(Excerpts from a figure dataset)
# # # # #

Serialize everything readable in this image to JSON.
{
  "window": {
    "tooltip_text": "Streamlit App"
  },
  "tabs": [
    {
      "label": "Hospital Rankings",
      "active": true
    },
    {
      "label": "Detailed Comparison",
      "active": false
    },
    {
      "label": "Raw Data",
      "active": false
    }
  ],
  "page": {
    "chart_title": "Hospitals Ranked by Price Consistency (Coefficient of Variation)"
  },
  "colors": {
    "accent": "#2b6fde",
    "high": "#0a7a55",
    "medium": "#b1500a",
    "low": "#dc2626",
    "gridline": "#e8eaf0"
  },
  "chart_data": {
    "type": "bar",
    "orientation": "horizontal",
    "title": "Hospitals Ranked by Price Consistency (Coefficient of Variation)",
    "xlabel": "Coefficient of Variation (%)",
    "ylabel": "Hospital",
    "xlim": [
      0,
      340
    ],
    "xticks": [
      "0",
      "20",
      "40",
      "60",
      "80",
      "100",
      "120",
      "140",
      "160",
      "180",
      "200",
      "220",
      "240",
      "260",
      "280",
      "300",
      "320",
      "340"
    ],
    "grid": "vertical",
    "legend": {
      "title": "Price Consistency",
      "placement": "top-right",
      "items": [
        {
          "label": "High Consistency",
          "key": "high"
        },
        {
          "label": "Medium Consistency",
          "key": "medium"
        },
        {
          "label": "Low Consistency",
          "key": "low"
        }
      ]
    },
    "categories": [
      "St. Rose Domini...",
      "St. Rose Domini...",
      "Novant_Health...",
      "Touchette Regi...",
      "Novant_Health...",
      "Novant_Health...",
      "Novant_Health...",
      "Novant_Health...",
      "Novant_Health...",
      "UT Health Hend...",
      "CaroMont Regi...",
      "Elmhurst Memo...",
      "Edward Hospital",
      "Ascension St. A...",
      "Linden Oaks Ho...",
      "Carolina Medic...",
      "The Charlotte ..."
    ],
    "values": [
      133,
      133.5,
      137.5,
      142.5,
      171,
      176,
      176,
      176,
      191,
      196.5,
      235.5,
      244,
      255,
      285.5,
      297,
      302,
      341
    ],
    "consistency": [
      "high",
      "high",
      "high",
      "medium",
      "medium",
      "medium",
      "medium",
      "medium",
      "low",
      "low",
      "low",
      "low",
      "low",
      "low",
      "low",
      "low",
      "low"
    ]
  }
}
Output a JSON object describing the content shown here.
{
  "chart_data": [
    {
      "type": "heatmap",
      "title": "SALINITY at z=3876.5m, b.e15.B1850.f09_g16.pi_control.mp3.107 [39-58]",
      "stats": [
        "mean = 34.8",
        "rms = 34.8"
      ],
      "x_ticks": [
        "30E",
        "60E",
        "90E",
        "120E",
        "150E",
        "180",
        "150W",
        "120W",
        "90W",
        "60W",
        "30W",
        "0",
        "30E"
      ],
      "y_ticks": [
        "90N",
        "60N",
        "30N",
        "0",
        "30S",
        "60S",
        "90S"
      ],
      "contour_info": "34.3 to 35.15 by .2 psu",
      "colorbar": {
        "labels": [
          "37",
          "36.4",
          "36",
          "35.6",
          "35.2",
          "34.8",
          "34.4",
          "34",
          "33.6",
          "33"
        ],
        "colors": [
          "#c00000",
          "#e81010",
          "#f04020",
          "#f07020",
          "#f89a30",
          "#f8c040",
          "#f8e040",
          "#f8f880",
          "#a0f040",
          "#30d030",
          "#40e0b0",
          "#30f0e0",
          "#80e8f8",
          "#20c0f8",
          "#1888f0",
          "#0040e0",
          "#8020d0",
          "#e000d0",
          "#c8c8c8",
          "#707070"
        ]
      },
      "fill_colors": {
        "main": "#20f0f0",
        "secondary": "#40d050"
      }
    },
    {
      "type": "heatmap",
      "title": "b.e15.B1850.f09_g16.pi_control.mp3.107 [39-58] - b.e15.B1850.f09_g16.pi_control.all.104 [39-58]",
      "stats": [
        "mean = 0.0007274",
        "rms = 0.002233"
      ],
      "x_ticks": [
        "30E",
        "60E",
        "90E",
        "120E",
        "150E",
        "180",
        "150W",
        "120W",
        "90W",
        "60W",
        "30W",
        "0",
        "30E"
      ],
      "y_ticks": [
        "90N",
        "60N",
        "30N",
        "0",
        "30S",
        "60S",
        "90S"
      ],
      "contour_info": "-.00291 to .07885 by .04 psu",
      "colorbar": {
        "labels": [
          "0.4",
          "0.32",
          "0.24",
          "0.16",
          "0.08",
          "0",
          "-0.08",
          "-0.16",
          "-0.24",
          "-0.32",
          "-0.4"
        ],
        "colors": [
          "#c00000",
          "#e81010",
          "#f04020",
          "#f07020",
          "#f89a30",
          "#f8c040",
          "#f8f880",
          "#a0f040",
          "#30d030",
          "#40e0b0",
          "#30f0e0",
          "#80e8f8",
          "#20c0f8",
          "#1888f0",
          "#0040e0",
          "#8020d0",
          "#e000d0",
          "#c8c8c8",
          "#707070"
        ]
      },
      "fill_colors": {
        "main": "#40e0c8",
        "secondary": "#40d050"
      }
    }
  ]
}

# # # # #

Write the entire listing out again, word for word.

§ **Written response**
Serialize everything readable in this image to JSON.
{
  "window": {
    "tooltip_text": "Streamlit App"
  },
  "tabs": [
    {
      "label": "Hospital Rankings",
      "active": true
    },
    {
      "label": "Detailed Comparison",
      "active": false
    },
    {
      "label": "Raw Data",
      "active": false
    }
  ],
  "page": {
    "chart_title": "Hospitals Ranked by Price Consistency (Coefficient of Variation)"
  },
  "colors": {
    "accent": "#2b6fde",
    "high": "#0a7a55",
    "medium": "#b1500a",
    "low": "#dc2626",
    "gridline": "#e8eaf0"
  },
  "chart_data": {
    "type": "bar",
    "orientation": "horizontal",
    "title": "Hospitals Ranked by Price Consistency (Coefficient of Variation)",
    "xlabel": "Coefficient of Variation (%)",
    "ylabel": "Hospital",
    "xlim": [
      0,
      340
    ],
    "xticks": [
      "0",
      "20",
      "40",
      "60",
      "80",
      "100",
      "120",
      "140",
      "160",
      "180",
      "200",
      "220",
      "240",
      "260",
      "280",
      "300",
      "320",
      "340"
    ],
    "grid": "vertical",
    "legend": {
      "title": "Price Consistency",
      "placement": "top-right",
      "items": [
        {
          "label": "High Consistency",
          "key": "high"
        },
        {
          "label": "Medium Consistency",
          "key": "medium"
        },
        {
          "label": "Low Consistency",
          "key": "low"
        }
      ]
    },
    "categories": [
      "St. Rose Domini...",
      "St. Rose Domini...",
      "Novant_Health...",
      "Touchette Regi...",
      "Novant_Health...",
      "Novant_Health...",
      "Novant_Health...",
      "Novant_Health...",
      "Novant_Health...",
      "UT Health Hend...",
      "CaroMont Regi...",
      "Elmhurst Memo...",
      "Edward Hospital",
      "Ascension St. A...",
      "Linden Oaks Ho...",
      "Carolina Medic...",
      "The Charlotte ..."
    ],
    "values": [
      133,
      133.5,
      137.5,
      142.5,
      171,
      176,
      176,
      176,
      191,
      196.5,
      235.5,
      244,
      255,
      285.5,
      297,
      302,
      341
    ],
    "consistency": [
      "high",
      "high",
      "high",
      "medium",
      "medium",
      "medium",
      "medium",
      "medium",
      "low",
      "low",
      "low",
      "low",
      "low",
      "low",
      "low",
      "low",
      "low"
    ]
  }
}
Output a JSON object describing the content shown here.
{
  "chart_data": [
    {
      "type": "heatmap",
      "title": "SALINITY at z=3876.5m, b.e15.B1850.f09_g16.pi_control.mp3.107 [39-58]",
      "stats": [
        "mean = 34.8",
        "rms = 34.8"
      ],
      "x_ticks": [
        "30E",
        "60E",
        "90E",
        "120E",
        "150E",
        "180",
        "150W",
        "120W",
        "90W",
        "60W",
        "30W",
        "0",
        "30E"
      ],
      "y_ticks": [
        "90N",
        "60N",
        "30N",
        "0",
        "30S",
        "60S",
        "90S"
      ],
      "contour_info": "34.3 to 35.15 by .2 psu",
      "colorbar": {
        "labels": [
          "37",
          "36.4",
          "36",
          "35.6",
          "35.2",
          "34.8",
          "34.4",
          "34",
          "33.6",
          "33"
        ],
        "colors": [
          "#c00000",
          "#e81010",
          "#f04020",
          "#f07020",
          "#f89a30",
          "#f8c040",
          "#f8e040",
          "#f8f880",
          "#a0f040",
          "#30d030",
          "#40e0b0",
          "#30f0e0",
          "#80e8f8",
          "#20c0f8",
          "#1888f0",
          "#0040e0",
          "#8020d0",
          "#e000d0",
          "#c8c8c8",
          "#707070"
        ]
      },
      "fill_colors": {
        "main": "#20f0f0",
        "secondary": "#40d050"
      }
    },
    {
      "type": "heatmap",
      "title": "b.e15.B1850.f09_g16.pi_control.mp3.107 [39-58] - b.e15.B1850.f09_g16.pi_control.all.104 [39-58]",
      "stats": [
        "mean = 0.0007274",
        "rms = 0.002233"
      ],
      "x_ticks": [
        "30E",
        "60E",
        "90E",
        "120E",
        "150E",
        "180",
        "150W",
        "120W",
        "90W",
        "60W",
        "30W",
        "0",
        "30E"
      ],
      "y_ticks": [
        "90N",
        "60N",
        "30N",
        "0",
        "30S",
        "60S",
        "90S"
      ],
      "contour_info": "-.00291 to .07885 by .04 psu",
      "colorbar": {
        "labels": [
          "0.4",
          "0.32",
          "0.24",
          "0.16",
          "0.08",
          "0",
          "-0.08",
          "-0.16",
          "-0.24",
          "-0.32",
          "-0.4"
        ],
        "colors": [
          "#c00000",
          "#e81010",
          "#f04020",
          "#f07020",
          "#f89a30",
          "#f8c040",
          "#f8f880",
          "#a0f040",
          "#30d030",
          "#40e0b0",
          "#30f0e0",
          "#80e8f8",
          "#20c0f8",
          "#1888f0",
          "#0040e0",
          "#8020d0",
          "#e000d0",
          "#c8c8c8",
          "#707070"
        ]
      },
      "fill_colors": {
        "main": "#40e0c8",
        "secondary": "#40d050"
      }
    }
  ]
}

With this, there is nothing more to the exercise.